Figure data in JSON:
_____
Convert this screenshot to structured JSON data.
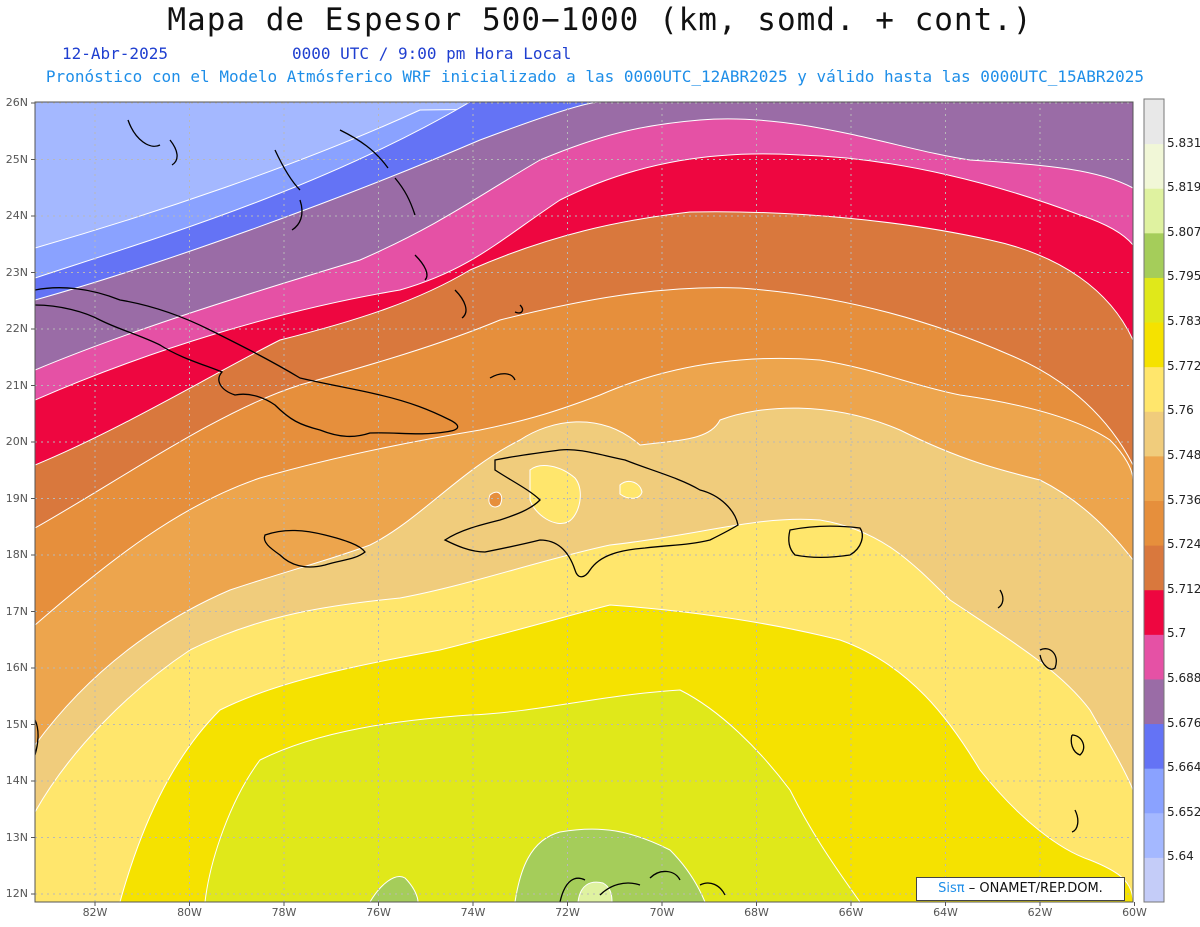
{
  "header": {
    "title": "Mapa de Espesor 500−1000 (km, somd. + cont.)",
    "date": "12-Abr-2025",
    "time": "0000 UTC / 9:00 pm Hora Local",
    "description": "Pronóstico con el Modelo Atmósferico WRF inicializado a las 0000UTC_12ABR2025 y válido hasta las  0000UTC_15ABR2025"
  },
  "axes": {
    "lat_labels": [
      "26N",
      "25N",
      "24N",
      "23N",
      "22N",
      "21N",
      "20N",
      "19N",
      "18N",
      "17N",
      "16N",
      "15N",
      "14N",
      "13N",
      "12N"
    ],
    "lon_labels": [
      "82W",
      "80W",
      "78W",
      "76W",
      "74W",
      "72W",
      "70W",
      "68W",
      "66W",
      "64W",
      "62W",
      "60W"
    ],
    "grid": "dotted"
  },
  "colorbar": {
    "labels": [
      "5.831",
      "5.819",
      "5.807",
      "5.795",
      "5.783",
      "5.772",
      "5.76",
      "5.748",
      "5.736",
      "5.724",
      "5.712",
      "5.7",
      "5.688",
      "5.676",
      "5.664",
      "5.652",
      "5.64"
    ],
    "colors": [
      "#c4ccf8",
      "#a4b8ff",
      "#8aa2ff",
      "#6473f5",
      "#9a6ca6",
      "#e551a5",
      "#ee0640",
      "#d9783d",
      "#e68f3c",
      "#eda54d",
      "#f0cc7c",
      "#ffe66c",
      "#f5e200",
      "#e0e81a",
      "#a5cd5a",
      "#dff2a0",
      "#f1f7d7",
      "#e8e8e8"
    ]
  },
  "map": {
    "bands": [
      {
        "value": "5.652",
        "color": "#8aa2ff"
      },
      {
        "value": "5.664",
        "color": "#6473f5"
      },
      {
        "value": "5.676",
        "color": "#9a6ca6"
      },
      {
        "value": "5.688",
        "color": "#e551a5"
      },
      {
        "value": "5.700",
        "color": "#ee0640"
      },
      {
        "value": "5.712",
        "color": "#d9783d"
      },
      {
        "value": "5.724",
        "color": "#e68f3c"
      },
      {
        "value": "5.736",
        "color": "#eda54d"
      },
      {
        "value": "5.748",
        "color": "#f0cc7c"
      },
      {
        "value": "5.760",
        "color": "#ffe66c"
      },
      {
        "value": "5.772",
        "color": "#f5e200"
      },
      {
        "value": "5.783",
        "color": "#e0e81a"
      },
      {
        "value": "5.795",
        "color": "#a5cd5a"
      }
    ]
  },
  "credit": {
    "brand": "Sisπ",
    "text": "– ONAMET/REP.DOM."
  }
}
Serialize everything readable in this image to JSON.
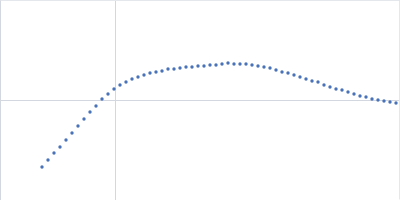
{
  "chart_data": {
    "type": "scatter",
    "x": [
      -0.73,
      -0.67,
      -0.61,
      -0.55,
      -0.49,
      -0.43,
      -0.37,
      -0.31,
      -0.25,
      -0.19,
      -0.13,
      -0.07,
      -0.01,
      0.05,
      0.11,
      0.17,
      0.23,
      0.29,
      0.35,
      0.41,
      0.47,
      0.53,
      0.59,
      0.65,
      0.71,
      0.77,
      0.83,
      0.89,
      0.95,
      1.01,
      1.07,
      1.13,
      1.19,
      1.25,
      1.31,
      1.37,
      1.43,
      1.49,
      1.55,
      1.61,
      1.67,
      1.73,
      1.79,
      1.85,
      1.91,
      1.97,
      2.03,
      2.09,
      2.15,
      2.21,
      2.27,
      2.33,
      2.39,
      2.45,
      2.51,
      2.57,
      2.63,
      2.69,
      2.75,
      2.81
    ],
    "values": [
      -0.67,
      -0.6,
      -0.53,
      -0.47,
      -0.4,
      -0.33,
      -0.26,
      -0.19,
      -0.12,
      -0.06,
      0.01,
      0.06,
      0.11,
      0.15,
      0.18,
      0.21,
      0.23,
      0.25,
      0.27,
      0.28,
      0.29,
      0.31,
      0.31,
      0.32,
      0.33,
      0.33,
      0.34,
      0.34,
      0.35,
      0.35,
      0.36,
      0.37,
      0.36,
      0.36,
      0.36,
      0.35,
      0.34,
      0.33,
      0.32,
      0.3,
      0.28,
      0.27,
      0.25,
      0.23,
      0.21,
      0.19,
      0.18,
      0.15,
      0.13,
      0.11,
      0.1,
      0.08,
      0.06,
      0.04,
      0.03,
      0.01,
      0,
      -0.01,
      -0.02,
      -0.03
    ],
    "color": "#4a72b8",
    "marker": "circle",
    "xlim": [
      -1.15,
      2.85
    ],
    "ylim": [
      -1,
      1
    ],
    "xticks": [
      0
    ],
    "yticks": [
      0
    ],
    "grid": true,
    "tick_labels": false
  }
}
_____
▸ WRITTEN REQUEST:
A faithful copy of the records above is needed, with the pictures left out.

▸ RESULT OF THIS EXERCISE:
Convert this screenshot to structured JSON data.
{
  "header": {
    "title": "Mapa de Espesor 500−1000 (km, somd. + cont.)",
    "date": "12-Abr-2025",
    "time": "0000 UTC / 9:00 pm Hora Local",
    "description": "Pronóstico con el Modelo Atmósferico WRF inicializado a las 0000UTC_12ABR2025 y válido hasta las  0000UTC_15ABR2025"
  },
  "axes": {
    "lat_labels": [
      "26N",
      "25N",
      "24N",
      "23N",
      "22N",
      "21N",
      "20N",
      "19N",
      "18N",
      "17N",
      "16N",
      "15N",
      "14N",
      "13N",
      "12N"
    ],
    "lon_labels": [
      "82W",
      "80W",
      "78W",
      "76W",
      "74W",
      "72W",
      "70W",
      "68W",
      "66W",
      "64W",
      "62W",
      "60W"
    ],
    "grid": "dotted"
  },
  "colorbar": {
    "labels": [
      "5.831",
      "5.819",
      "5.807",
      "5.795",
      "5.783",
      "5.772",
      "5.76",
      "5.748",
      "5.736",
      "5.724",
      "5.712",
      "5.7",
      "5.688",
      "5.676",
      "5.664",
      "5.652",
      "5.64"
    ],
    "colors": [
      "#c4ccf8",
      "#a4b8ff",
      "#8aa2ff",
      "#6473f5",
      "#9a6ca6",
      "#e551a5",
      "#ee0640",
      "#d9783d",
      "#e68f3c",
      "#eda54d",
      "#f0cc7c",
      "#ffe66c",
      "#f5e200",
      "#e0e81a",
      "#a5cd5a",
      "#dff2a0",
      "#f1f7d7",
      "#e8e8e8"
    ]
  },
  "map": {
    "bands": [
      {
        "value": "5.652",
        "color": "#8aa2ff"
      },
      {
        "value": "5.664",
        "color": "#6473f5"
      },
      {
        "value": "5.676",
        "color": "#9a6ca6"
      },
      {
        "value": "5.688",
        "color": "#e551a5"
      },
      {
        "value": "5.700",
        "color": "#ee0640"
      },
      {
        "value": "5.712",
        "color": "#d9783d"
      },
      {
        "value": "5.724",
        "color": "#e68f3c"
      },
      {
        "value": "5.736",
        "color": "#eda54d"
      },
      {
        "value": "5.748",
        "color": "#f0cc7c"
      },
      {
        "value": "5.760",
        "color": "#ffe66c"
      },
      {
        "value": "5.772",
        "color": "#f5e200"
      },
      {
        "value": "5.783",
        "color": "#e0e81a"
      },
      {
        "value": "5.795",
        "color": "#a5cd5a"
      }
    ]
  },
  "credit": {
    "brand": "Sisπ",
    "text": "– ONAMET/REP.DOM."
  }
}
Serialize everything readable in this image to JSON.
{
  "chart_data": {
    "type": "scatter",
    "x": [
      -0.73,
      -0.67,
      -0.61,
      -0.55,
      -0.49,
      -0.43,
      -0.37,
      -0.31,
      -0.25,
      -0.19,
      -0.13,
      -0.07,
      -0.01,
      0.05,
      0.11,
      0.17,
      0.23,
      0.29,
      0.35,
      0.41,
      0.47,
      0.53,
      0.59,
      0.65,
      0.71,
      0.77,
      0.83,
      0.89,
      0.95,
      1.01,
      1.07,
      1.13,
      1.19,
      1.25,
      1.31,
      1.37,
      1.43,
      1.49,
      1.55,
      1.61,
      1.67,
      1.73,
      1.79,
      1.85,
      1.91,
      1.97,
      2.03,
      2.09,
      2.15,
      2.21,
      2.27,
      2.33,
      2.39,
      2.45,
      2.51,
      2.57,
      2.63,
      2.69,
      2.75,
      2.81
    ],
    "values": [
      -0.67,
      -0.6,
      -0.53,
      -0.47,
      -0.4,
      -0.33,
      -0.26,
      -0.19,
      -0.12,
      -0.06,
      0.01,
      0.06,
      0.11,
      0.15,
      0.18,
      0.21,
      0.23,
      0.25,
      0.27,
      0.28,
      0.29,
      0.31,
      0.31,
      0.32,
      0.33,
      0.33,
      0.34,
      0.34,
      0.35,
      0.35,
      0.36,
      0.37,
      0.36,
      0.36,
      0.36,
      0.35,
      0.34,
      0.33,
      0.32,
      0.3,
      0.28,
      0.27,
      0.25,
      0.23,
      0.21,
      0.19,
      0.18,
      0.15,
      0.13,
      0.11,
      0.1,
      0.08,
      0.06,
      0.04,
      0.03,
      0.01,
      0,
      -0.01,
      -0.02,
      -0.03
    ],
    "color": "#4a72b8",
    "marker": "circle",
    "xlim": [
      -1.15,
      2.85
    ],
    "ylim": [
      -1,
      1
    ],
    "xticks": [
      0
    ],
    "yticks": [
      0
    ],
    "grid": true,
    "tick_labels": false
  }
}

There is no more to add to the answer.